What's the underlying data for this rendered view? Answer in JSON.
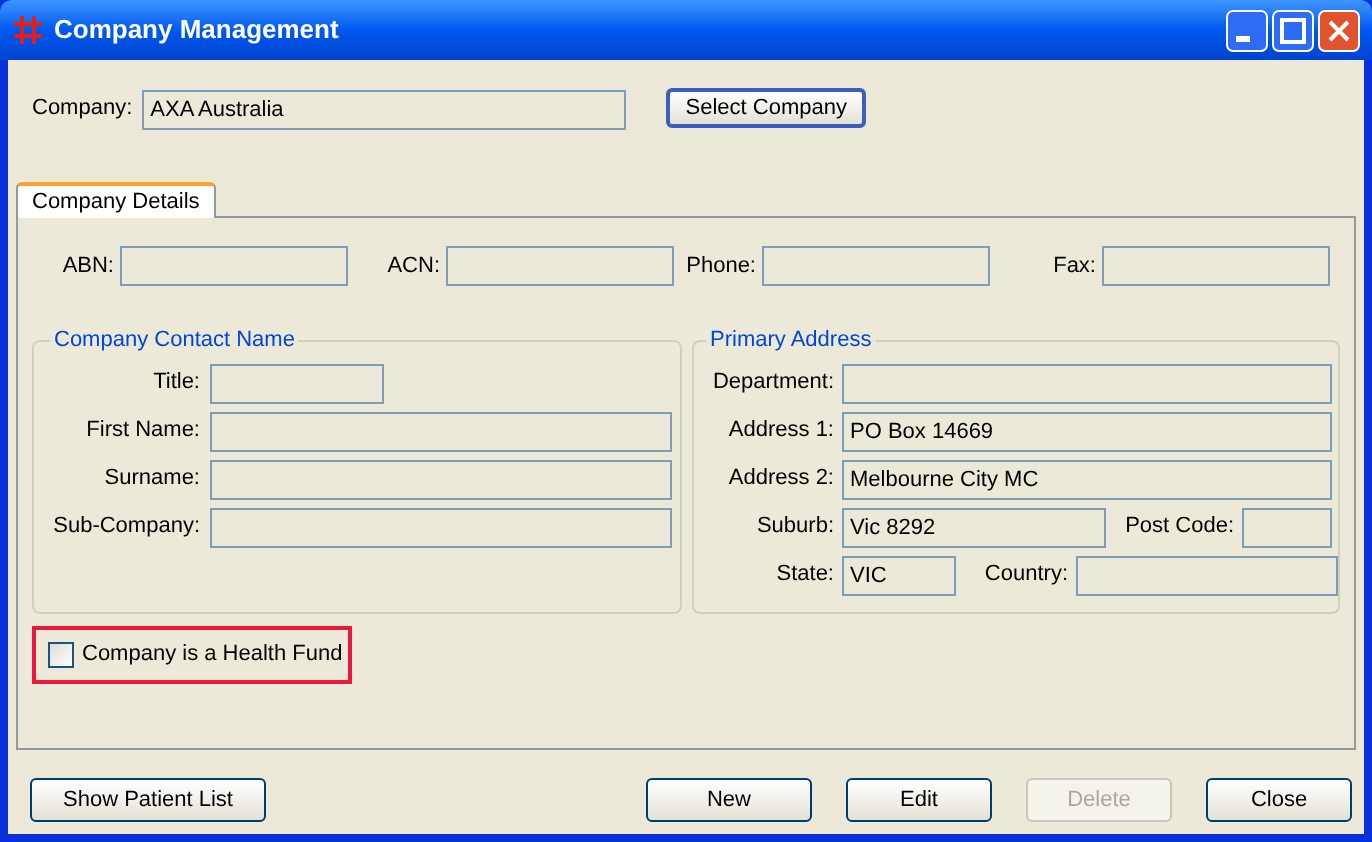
{
  "window": {
    "title": "Company Management"
  },
  "company": {
    "label": "Company:",
    "value": "AXA Australia"
  },
  "select_button": {
    "label": "Select Company"
  },
  "tabs": [
    {
      "label": "Company Details",
      "selected": true
    }
  ],
  "details": [
    {
      "label": "ABN:"
    },
    {
      "label": "ACN:"
    },
    {
      "label": "Phone:"
    },
    {
      "label": "Fax:"
    }
  ],
  "contact_group": {
    "title": "Company Contact Name",
    "fields": [
      {
        "label": "Title:"
      },
      {
        "label": "First Name:"
      },
      {
        "label": "Surname:"
      },
      {
        "label": "Sub-Company:"
      }
    ]
  },
  "address_group": {
    "title": "Primary Address",
    "rows": [
      [
        {
          "label": "Department:"
        }
      ],
      [
        {
          "label": "Address 1:",
          "value": "PO Box 14669"
        }
      ],
      [
        {
          "label": "Address 2:",
          "value": "Melbourne City MC"
        }
      ],
      [
        {
          "label": "Suburb:",
          "value": "Vic 8292"
        },
        {
          "label": "Post Code:"
        }
      ],
      [
        {
          "label": "State:",
          "value": "VIC"
        },
        {
          "label": "Country:"
        }
      ]
    ]
  },
  "health_fund": {
    "label": "Company is a Health Fund",
    "checked": false,
    "highlighted": true
  },
  "buttons": [
    {
      "label": "Show Patient List",
      "disabled": false
    },
    {
      "label": "New",
      "disabled": false
    },
    {
      "label": "Edit",
      "disabled": false
    },
    {
      "label": "Delete",
      "disabled": true
    },
    {
      "label": "Close",
      "disabled": false
    }
  ]
}
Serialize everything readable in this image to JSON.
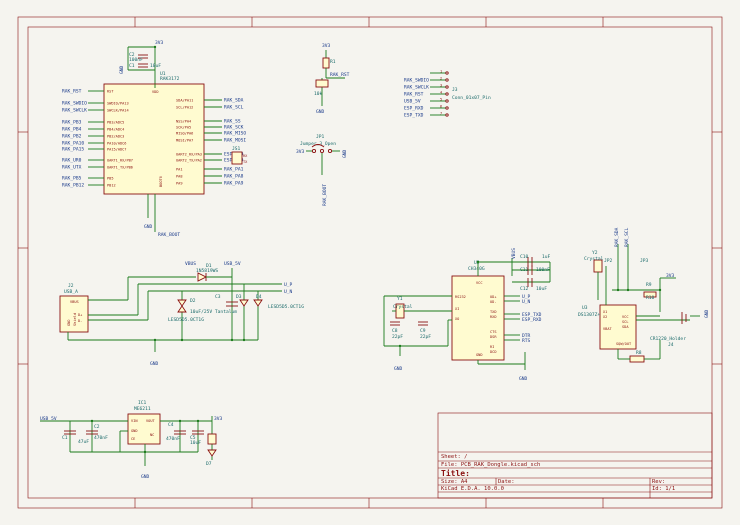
{
  "rak": {
    "ref": "U1",
    "value": "RAK3172",
    "left_labels": [
      "RAK_RST",
      "RAK_SWDIO",
      "RAK_SWCLK",
      "RAK_PB3",
      "RAK_PB4",
      "RAK_PB2",
      "RAK_PA10",
      "RAK_PA15",
      "RAK_UR0",
      "RAK_UTX",
      "RAK_PB5",
      "RAK_PB12"
    ],
    "right_labels": [
      "RAK_SDA",
      "RAK_SCL",
      "RAK_SS",
      "RAK_SCK",
      "RAK_MISO",
      "RAK_MOSI",
      "ESP_RXD",
      "ESP_TXD",
      "RAK_PA1",
      "RAK_PA8",
      "RAK_PA9"
    ],
    "pins_left": [
      "RST",
      "SWDIO/PA13",
      "SWCLK/PA14",
      "PB3/ADC5",
      "PB4/ADC4",
      "PB2/ADC3",
      "PA10/ADC6",
      "PA15/ADC7",
      "UART1_RX/PB7",
      "UART1_TX/PB6",
      "PB5",
      "PB12"
    ],
    "pins_right": [
      "SDA/PA11",
      "SCL/PA12",
      "NSS/PA4",
      "SCK/PA5",
      "MISO/PA6",
      "MOSI/PA7",
      "UART2_RX/PA3",
      "UART2_TX/PA2",
      "PA1",
      "PA8",
      "PA9"
    ],
    "top_pin": "VDD",
    "bottom_pin": "BOOT0",
    "boot_label": "RAK_BOOT",
    "gnd": "GND"
  },
  "top_cap": {
    "c1": "C2",
    "c1v": "100nF",
    "c2": "C1",
    "c2v": "10uF",
    "rail": "3V3",
    "gnd": "GND"
  },
  "header_js": {
    "ref": "JS1",
    "pins": [
      "RX",
      "TX"
    ]
  },
  "r_rst": {
    "ref": "R1",
    "value": "10k",
    "rail": "3V3",
    "net": "RAK_RST",
    "gnd": "GND"
  },
  "j3": {
    "ref": "J3",
    "value": "Conn_01x07_Pin",
    "nets": [
      "RAK_SWDIO",
      "RAK_SWCLK",
      "RAK_RST",
      "USB_5V",
      "ESP_RXD",
      "ESP_TXD"
    ],
    "pins": [
      "1",
      "2",
      "3",
      "4",
      "5",
      "6",
      "7"
    ]
  },
  "jp1": {
    "ref": "JP1",
    "value": "Jumper_3_Open",
    "left": "3V3",
    "right": "GND",
    "net": "RAK_BOOT"
  },
  "usb": {
    "ref": "J2",
    "value": "USB_A",
    "pins": [
      "VBUS",
      "D+",
      "D-",
      "GND",
      "Shield"
    ],
    "vbus": "VBUS",
    "usb5v": "USB_5V",
    "d1": "D1",
    "d1v": "1N5819WS",
    "d2": "D2",
    "d2v": "LESD5D5.0CT1G",
    "c3": "C3",
    "c3v": "10uF/25V Tantalum",
    "d3": "D3",
    "d4": "D4",
    "d4v": "LESD5D5.0CT1G",
    "up": "U_P",
    "un": "U_N",
    "gnd": "GND"
  },
  "ch340": {
    "ref": "U2",
    "value": "CH340G",
    "left": [
      "RS232",
      "XI",
      "XO"
    ],
    "right": [
      "UD+",
      "UD-",
      "TXD",
      "RXD",
      "CTS",
      "DSR",
      "RI",
      "DCD"
    ],
    "right2": [
      "R232",
      "DTR",
      "RTS"
    ],
    "bottom": [
      "GND"
    ],
    "top": [
      "VCC",
      "V3"
    ],
    "nets_r": [
      "U_P",
      "U_N",
      "ESP_TXD",
      "ESP_RXD",
      "DTR",
      "RTS"
    ],
    "y": "Y1",
    "yv": "Crystal",
    "c8": "C8",
    "c8v": "22pF",
    "c9": "C9",
    "c9v": "22pF",
    "c10": "C10",
    "c10v": "1uF",
    "c11": "C11",
    "c11v": "100nF",
    "c12": "C12",
    "c12v": "10uF",
    "vbus": "VBUS",
    "gnd": "GND"
  },
  "ds": {
    "ref": "U3",
    "value": "DS1307Z+",
    "y2": "Y2",
    "y2v": "Crystal",
    "jp2": "JP2",
    "jp3": "JP3",
    "pins_left": [
      "X1",
      "X2",
      "VBAT"
    ],
    "pins_right": [
      "VCC",
      "SCL",
      "SDA",
      "SQW/OUT"
    ],
    "net_sda": "RAK_SDA",
    "net_scl": "RAK_SCL",
    "rail": "3V3",
    "r10": "R10",
    "r8": "R8",
    "bat": "CR1220_Holder",
    "bat_ref": "J4",
    "r9": "R9",
    "gnd": "GND"
  },
  "ldo": {
    "ref": "IC1",
    "value": "ME6211",
    "pins": [
      "VIN",
      "VOUT",
      "GND",
      "CE",
      "NC"
    ],
    "in": "USB_5V",
    "out": "3V3",
    "c1": "C1",
    "c1v": "47uF",
    "c2": "C2",
    "c2v": "470nF",
    "c4": "C4",
    "c4v": "470nF",
    "c5": "C5",
    "c5v": "10uF",
    "led": "D7",
    "gnd": "GND"
  },
  "title": {
    "sheet": "Sheet: /",
    "file": "File: PCB_RAK_Dongle.kicad_sch",
    "title": "Title:",
    "size": "Size: A4",
    "date": "Date:",
    "rev": "Rev:",
    "kicad": "KiCad E.D.A. 10.0.0",
    "id": "Id: 1/1"
  }
}
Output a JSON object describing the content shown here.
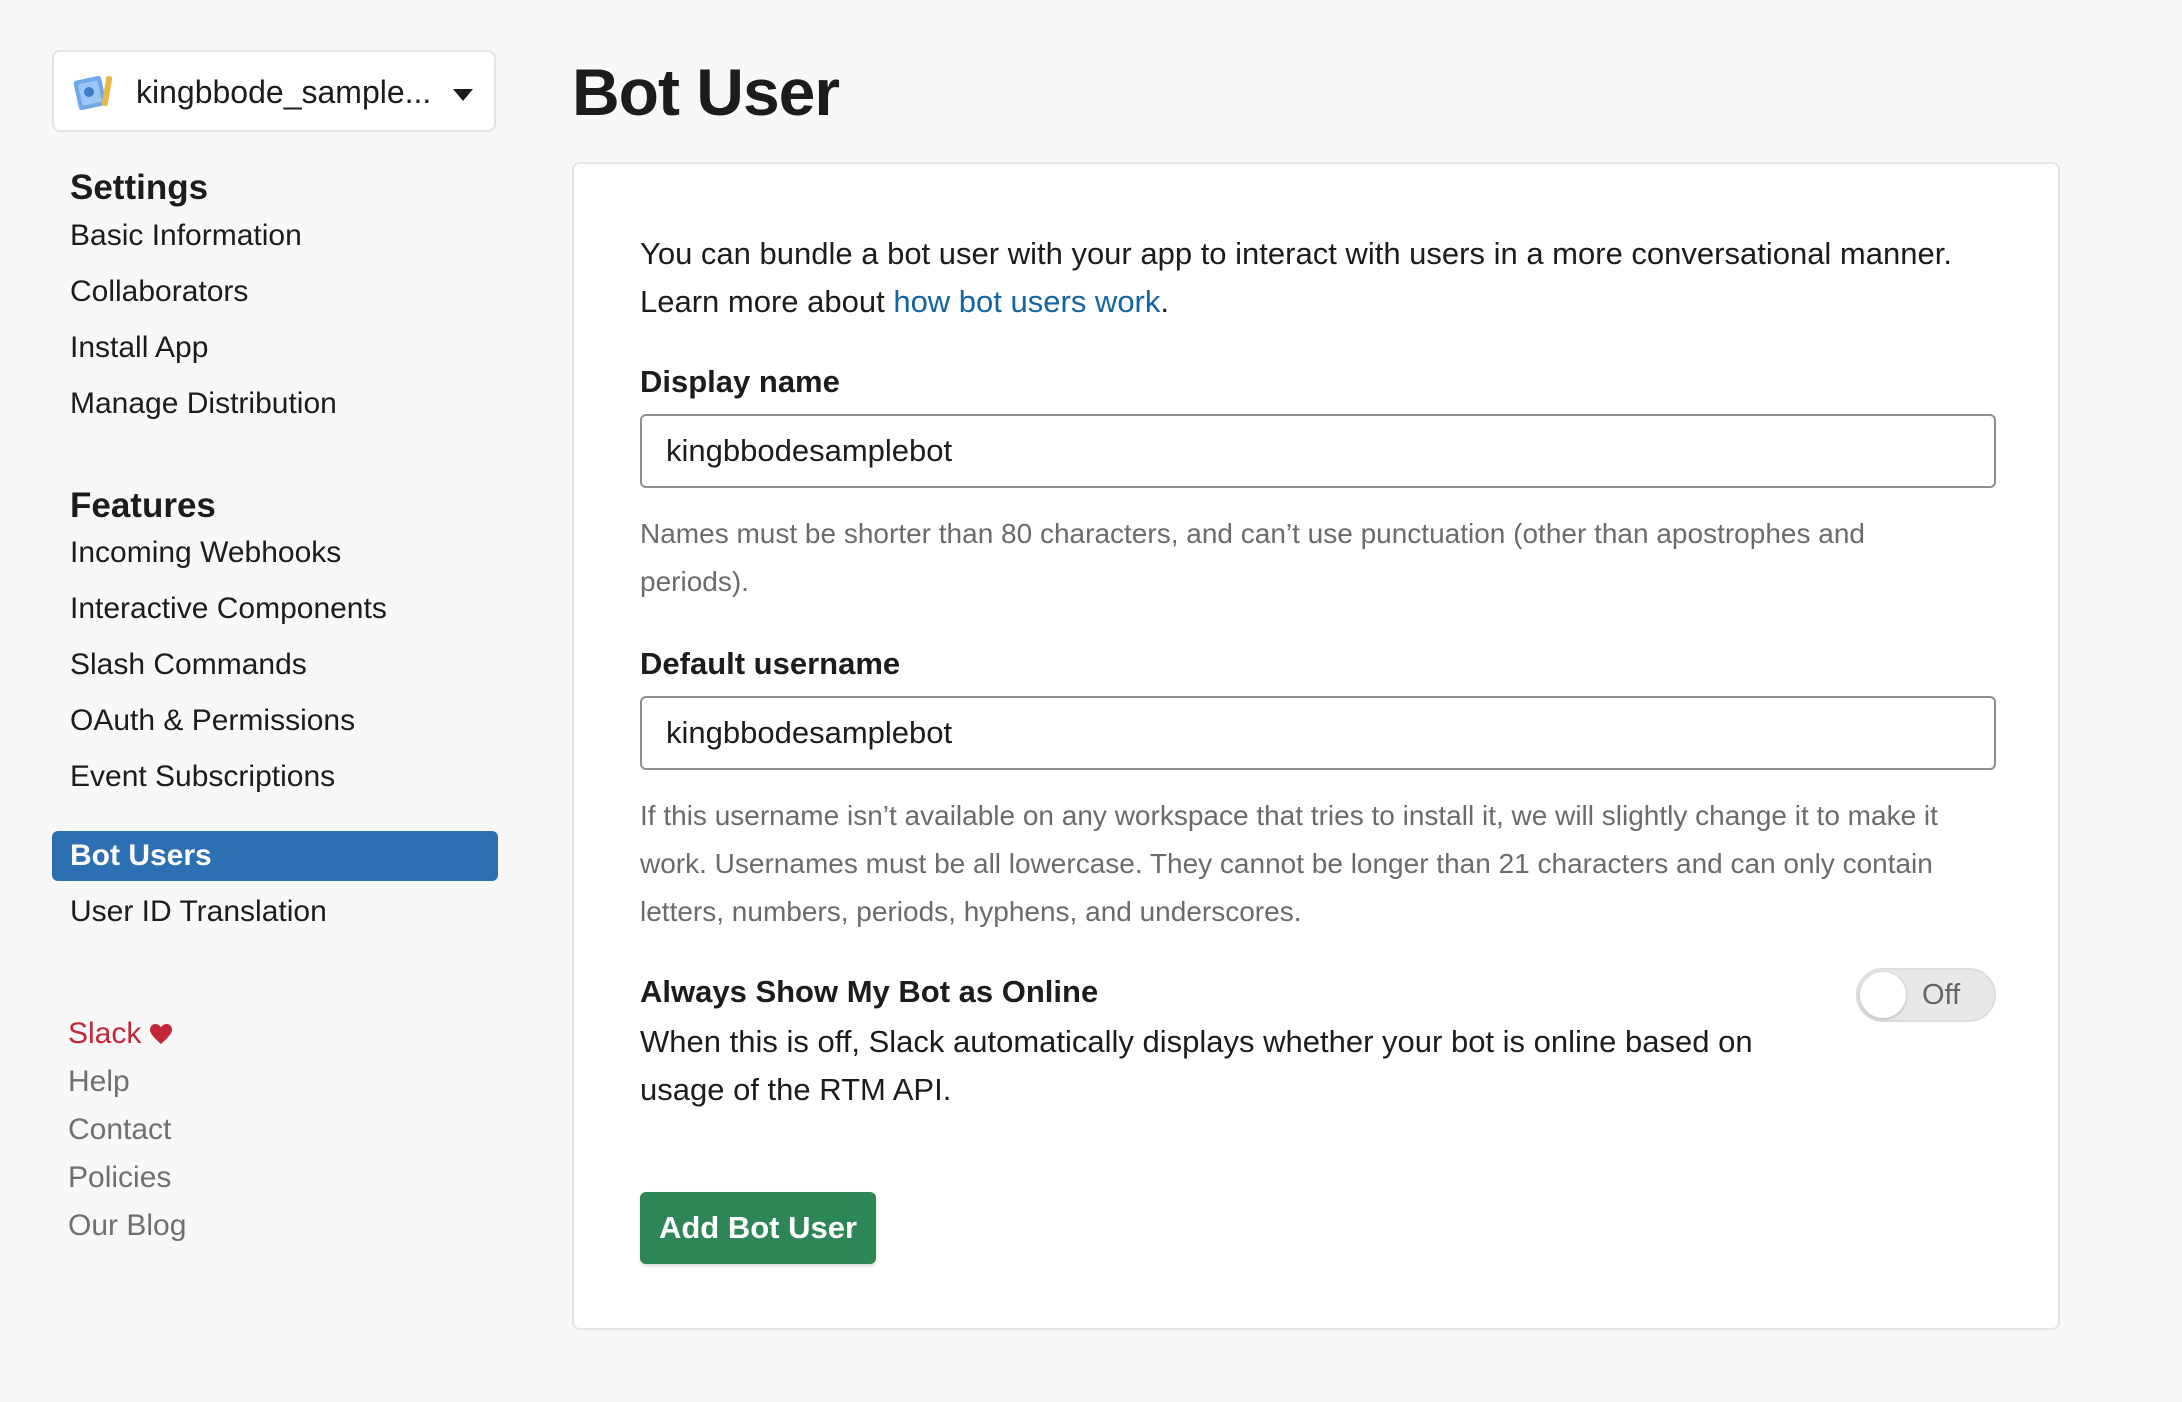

━━━━━━━━━━

▶ _EXERCISE PROMPT_:
Copy each line of the records above that carries the word "JSON".

▶ _TASK RESULT_:
What's the underlying data for this rendered view? Answer in JSON.
Serialize everything readable in this image to JSON.
Output a JSON object describing the content shown here.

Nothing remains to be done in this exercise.